* Text for analysis
******
Category Archives: exploration

Gimme that Good, Ol-Time Planetary Science

Where Getting There is Half the Fun!

“Syrtis Base, Mars Explorer II here. We are on final approach to Stickney Crater. Request permission for landing.”

“Roger that, ME-II. Your approach is good. You are cleared for landing.”

Someday a bright bunch of folks who are maybe only in first grade or middle school right now are going to be coming in for final approach to Phobos, one of the two moons of Mars. They’ll be explorers, armed with scientific equipment and a sense of adventure, ready to stick themselves on this little world and figure out why looks the way it does.

When they get there, this might very well be the scene that confronts them. It’s Stickney Crater, a honkin’ big scar on the surface of this little moon. Stickney has its own craters inside, and the whole moon is scarred by some mysterious grooves that planetary scientists haven’t quite figured out yet.

Something happened to this little world, either when it first formed (maybe as a knock-off from Mars or as part of the asteroid belt), or later on when Mars and the other inner planets were bombarded by interplanetary debris. Either way, it’s gotten pretty beat up over the eons since it was first born.

While we may not be able to go to Photos ourselves just yet, we can explore it in high-resolution images released by the Mars Reconnaissance Orbiter’s HiRise camera. They’ve just released a series of high-resolution images that you can download and enlarge on your computer screen. See for yourself the cratered, grooved surface of the Mars moon our children or grandchildren may someday explore!

A Tribute to Carl Sagan

Celebrating the Life of a Phenomenal Man

Image of Carl Sagan

Carl Sagan, from the Planetary Society web site.

It has been 11 years since astronomer Carl Sagan died following a battle with myelodysplasia. To commemorate his loss, and more important, to celebrate his life, many of us are blogging about Dr. Sagan or putting comments about him on the Celebrating Sagan blog.

To say that Dr. Sagan was a hero to a great many of us would be an understatement. For all of us who came to science popularization as a result of the phenomenal Cosmos series (created with Ann Druyan), who read his science popularization books, and who followed in his footsteps as writers and researchers, Carl Sagan was the foremost practitioner of science outreach and popularization. Simply put, he embraced and shared a passion for science and truth.

Cosmos may have brought him to public attention in a very broad way, but it was hardly the first thing he did. Do a search on Amazon and you’ll find an amazing number of products—books, music, DVDs, CDs, and so on—that he had a hand in creating (or that he inspired). All are still popular more than a decade after his passing.

One of his greatest hits isn’t something that you can pick up at Amazon or download from iTunes. It’s called the Voyager Record—a sort of audio-visual time capsule that recorded a brief moment of humanity’s time in the universe. There are copies of this album on the Voyager 1 and Voyager 2 spacecraft, each of which is speeding out from the Sun, never to return. Whenever I think of Carl Sagan, I think of those albums. He headed up the committee that created them; he fought for them to be put on the spacecraft, and in some sense, they carry his vision of humanity (with all our brilliance and foibles) along with them.
******
* Provided data
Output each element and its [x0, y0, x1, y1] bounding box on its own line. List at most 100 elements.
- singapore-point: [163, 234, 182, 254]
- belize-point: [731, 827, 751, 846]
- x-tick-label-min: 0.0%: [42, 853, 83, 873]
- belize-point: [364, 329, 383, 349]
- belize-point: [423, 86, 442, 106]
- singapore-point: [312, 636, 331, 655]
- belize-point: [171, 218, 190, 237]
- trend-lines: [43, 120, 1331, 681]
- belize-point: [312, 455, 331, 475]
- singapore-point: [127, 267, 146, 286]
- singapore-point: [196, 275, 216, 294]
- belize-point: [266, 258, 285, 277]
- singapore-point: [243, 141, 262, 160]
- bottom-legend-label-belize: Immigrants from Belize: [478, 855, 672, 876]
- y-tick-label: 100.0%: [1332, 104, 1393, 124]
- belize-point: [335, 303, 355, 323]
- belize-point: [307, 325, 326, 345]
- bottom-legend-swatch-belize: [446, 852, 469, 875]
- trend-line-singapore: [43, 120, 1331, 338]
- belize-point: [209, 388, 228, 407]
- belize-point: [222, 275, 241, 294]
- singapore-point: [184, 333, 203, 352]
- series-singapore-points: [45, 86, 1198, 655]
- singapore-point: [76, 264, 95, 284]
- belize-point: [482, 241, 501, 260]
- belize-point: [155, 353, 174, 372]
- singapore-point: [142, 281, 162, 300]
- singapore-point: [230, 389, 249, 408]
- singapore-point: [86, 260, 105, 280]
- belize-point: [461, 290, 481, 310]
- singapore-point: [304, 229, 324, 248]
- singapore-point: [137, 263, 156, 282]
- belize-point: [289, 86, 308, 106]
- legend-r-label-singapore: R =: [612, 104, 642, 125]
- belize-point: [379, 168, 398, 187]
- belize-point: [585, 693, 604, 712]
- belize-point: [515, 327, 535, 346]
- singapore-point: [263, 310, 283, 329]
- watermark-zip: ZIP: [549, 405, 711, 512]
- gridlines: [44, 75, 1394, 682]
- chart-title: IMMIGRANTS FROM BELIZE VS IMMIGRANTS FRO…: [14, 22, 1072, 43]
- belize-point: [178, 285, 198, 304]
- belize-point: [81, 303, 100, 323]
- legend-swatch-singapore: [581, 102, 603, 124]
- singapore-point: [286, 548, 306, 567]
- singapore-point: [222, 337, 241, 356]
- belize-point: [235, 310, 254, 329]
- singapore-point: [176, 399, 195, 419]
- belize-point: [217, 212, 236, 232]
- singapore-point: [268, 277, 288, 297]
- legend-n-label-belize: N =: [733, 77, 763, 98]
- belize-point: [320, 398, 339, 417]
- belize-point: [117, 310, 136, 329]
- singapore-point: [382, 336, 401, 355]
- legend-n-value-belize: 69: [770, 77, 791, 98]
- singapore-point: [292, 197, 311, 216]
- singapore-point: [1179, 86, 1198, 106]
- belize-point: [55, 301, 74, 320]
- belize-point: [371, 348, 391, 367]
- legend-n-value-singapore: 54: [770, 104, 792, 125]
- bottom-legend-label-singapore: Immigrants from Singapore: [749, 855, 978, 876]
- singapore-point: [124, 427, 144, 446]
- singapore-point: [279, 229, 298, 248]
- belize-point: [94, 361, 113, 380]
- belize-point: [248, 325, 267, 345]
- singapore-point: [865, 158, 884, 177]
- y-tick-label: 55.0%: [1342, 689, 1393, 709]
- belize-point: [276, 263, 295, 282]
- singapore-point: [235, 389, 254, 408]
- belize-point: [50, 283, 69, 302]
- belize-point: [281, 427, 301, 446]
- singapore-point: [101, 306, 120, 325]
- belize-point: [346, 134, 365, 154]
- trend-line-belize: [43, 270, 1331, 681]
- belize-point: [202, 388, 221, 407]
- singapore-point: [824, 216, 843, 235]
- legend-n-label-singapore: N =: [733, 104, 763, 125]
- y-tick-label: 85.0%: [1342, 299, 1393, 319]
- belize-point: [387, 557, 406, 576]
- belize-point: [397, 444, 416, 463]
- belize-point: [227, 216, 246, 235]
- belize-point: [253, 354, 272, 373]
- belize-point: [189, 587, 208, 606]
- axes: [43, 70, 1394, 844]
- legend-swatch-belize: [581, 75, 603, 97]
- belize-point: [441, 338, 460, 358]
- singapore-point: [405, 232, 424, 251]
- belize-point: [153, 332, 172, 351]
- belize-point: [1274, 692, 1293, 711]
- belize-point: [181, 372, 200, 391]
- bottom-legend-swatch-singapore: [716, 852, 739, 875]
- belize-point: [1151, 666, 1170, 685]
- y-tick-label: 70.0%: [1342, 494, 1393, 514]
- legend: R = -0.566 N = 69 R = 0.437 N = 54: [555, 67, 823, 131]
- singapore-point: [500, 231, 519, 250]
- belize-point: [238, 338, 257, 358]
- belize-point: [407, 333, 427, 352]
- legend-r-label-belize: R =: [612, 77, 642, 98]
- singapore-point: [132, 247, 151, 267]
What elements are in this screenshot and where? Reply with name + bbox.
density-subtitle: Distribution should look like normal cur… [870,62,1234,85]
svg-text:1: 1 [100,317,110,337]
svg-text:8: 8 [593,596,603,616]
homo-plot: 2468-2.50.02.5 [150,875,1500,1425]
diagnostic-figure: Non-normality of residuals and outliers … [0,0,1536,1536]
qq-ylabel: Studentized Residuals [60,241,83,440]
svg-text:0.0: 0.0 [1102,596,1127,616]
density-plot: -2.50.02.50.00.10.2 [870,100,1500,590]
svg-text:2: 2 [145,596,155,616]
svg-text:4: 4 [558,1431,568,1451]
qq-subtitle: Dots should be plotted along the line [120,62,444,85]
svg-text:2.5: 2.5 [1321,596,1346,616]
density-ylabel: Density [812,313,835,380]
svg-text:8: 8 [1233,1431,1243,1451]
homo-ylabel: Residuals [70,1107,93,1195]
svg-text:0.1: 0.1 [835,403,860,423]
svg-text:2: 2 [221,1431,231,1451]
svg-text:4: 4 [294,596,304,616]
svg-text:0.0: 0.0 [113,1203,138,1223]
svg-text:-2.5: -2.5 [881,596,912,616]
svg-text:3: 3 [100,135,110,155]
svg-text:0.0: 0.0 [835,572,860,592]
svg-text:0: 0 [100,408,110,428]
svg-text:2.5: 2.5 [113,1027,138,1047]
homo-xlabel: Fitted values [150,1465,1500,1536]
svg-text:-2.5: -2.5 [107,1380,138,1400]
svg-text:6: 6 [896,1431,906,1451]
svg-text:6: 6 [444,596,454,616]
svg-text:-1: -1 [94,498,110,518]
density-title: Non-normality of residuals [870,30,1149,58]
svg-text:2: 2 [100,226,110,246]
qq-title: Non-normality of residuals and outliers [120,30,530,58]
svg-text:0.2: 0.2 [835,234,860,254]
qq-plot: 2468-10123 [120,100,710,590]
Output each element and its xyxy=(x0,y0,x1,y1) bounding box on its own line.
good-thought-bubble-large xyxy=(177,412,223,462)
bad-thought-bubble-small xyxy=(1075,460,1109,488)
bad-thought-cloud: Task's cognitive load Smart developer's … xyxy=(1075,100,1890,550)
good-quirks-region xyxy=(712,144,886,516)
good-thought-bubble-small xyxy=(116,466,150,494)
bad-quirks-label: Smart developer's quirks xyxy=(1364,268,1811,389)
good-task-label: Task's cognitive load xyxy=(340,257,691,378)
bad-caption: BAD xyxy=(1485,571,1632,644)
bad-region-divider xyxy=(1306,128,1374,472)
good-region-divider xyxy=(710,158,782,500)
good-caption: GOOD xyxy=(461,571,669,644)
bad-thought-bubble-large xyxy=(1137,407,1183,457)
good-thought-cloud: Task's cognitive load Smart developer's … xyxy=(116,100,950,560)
******
* What to work on
Continue the exploration blog archive on Phobos and Carl Sagan, starting after the sentence that ends "along with them."

* Answer to this task
The Voyager Record

I often wonder what Carl Sagan would say today, if we were still alive and watching the current rush by some short-sighted politicians in the world to dehumanize science and scientists. These “leaders” seem to care for little more than the next election, the next corporate donation, the next fundamentalist endorsement. Would he have to rewrite the book Demon-Haunted World, where he describes the fallacies of too much reliance on short-sighted religious prophets and the uneducated embrace of pseudo-sciences by people who fear science? Would he need to add on new chapters with examples of people who disregard their critical thinking skills just so they won’t be bothered by uncomfortable truths about their leaders, their country, their planet?

I’ve had many “godly” people tell me that Carl Sagan hated religion, which of course is nonsense. Most times they haven’t taken the time to read his works and understand his points. A careful reading of his works has showed me that Sagan wasn’t about hate. He disliked, intensely, the way that many people willingly let others do their thinking for them. He disapproved of the silliness of pseudo-sciences and those who use science to promote nonscientific theories as a cover for religious indoctrination in the schools. But, hate people or religion? There’s no proof of it. And science is all about the honest search for truth and the proof of it.

Carl Sagan’s greatest legacy is and will continue to be the embrace of science and what it can tell us about the universe. How the cosmos works, where it’s come from, where it’s going, our place in it; those are things that science can tell us about. We have to be willing to do our part, too, by stepping up to the challenge and using science as the exploration tool that it is. And that, along with a record of images and sounds from our planet, is all a large part of what Carl Sagan left for us as a gift and a encouragement to explore our cosmos and all the ideas (whether uncomfortable or not) that exploration brings.